▸ **What the exercise asks**
Below is some material; transcribe all of it exactly.

▸ **Entries**
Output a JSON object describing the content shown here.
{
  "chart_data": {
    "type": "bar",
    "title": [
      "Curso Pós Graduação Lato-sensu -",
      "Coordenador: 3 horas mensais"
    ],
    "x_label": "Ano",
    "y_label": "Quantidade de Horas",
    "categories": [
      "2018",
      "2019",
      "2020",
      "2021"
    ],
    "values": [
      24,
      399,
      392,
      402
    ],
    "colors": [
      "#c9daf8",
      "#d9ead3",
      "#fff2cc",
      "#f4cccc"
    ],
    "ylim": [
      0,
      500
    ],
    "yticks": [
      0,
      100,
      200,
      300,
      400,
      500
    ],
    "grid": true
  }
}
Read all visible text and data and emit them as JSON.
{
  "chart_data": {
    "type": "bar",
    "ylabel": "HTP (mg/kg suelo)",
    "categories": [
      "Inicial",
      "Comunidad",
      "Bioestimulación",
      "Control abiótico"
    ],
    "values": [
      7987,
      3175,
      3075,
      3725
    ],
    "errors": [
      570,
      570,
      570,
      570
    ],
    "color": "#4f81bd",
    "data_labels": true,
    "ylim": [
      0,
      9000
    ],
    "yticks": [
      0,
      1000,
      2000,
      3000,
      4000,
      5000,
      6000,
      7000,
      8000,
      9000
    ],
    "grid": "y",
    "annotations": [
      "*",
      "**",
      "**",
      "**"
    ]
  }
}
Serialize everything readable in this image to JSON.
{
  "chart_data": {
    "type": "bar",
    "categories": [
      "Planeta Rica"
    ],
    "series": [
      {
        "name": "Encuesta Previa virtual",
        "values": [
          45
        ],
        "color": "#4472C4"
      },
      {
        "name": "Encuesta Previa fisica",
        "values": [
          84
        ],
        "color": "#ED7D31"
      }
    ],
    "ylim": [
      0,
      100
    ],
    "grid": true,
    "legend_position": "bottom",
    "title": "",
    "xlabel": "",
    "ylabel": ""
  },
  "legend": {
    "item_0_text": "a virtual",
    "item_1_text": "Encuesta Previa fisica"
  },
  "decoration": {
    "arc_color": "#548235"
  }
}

▸ **Output below**
Output a JSON object describing the content shown here.
{
  "chart_data": {
    "type": "bar",
    "title": [
      "Curso Pós Graduação Lato-sensu -",
      "Coordenador: 3 horas mensais"
    ],
    "x_label": "Ano",
    "y_label": "Quantidade de Horas",
    "categories": [
      "2018",
      "2019",
      "2020",
      "2021"
    ],
    "values": [
      24,
      399,
      392,
      402
    ],
    "colors": [
      "#c9daf8",
      "#d9ead3",
      "#fff2cc",
      "#f4cccc"
    ],
    "ylim": [
      0,
      500
    ],
    "yticks": [
      0,
      100,
      200,
      300,
      400,
      500
    ],
    "grid": true
  }
}
Read all visible text and data and emit them as JSON.
{
  "chart_data": {
    "type": "bar",
    "ylabel": "HTP (mg/kg suelo)",
    "categories": [
      "Inicial",
      "Comunidad",
      "Bioestimulación",
      "Control abiótico"
    ],
    "values": [
      7987,
      3175,
      3075,
      3725
    ],
    "errors": [
      570,
      570,
      570,
      570
    ],
    "color": "#4f81bd",
    "data_labels": true,
    "ylim": [
      0,
      9000
    ],
    "yticks": [
      0,
      1000,
      2000,
      3000,
      4000,
      5000,
      6000,
      7000,
      8000,
      9000
    ],
    "grid": "y",
    "annotations": [
      "*",
      "**",
      "**",
      "**"
    ]
  }
}
Serialize everything readable in this image to JSON.
{
  "chart_data": {
    "type": "bar",
    "categories": [
      "Planeta Rica"
    ],
    "series": [
      {
        "name": "Encuesta Previa virtual",
        "values": [
          45
        ],
        "color": "#4472C4"
      },
      {
        "name": "Encuesta Previa fisica",
        "values": [
          84
        ],
        "color": "#ED7D31"
      }
    ],
    "ylim": [
      0,
      100
    ],
    "grid": true,
    "legend_position": "bottom",
    "title": "",
    "xlabel": "",
    "ylabel": ""
  },
  "legend": {
    "item_0_text": "a virtual",
    "item_1_text": "Encuesta Previa fisica"
  },
  "decoration": {
    "arc_color": "#548235"
  }
}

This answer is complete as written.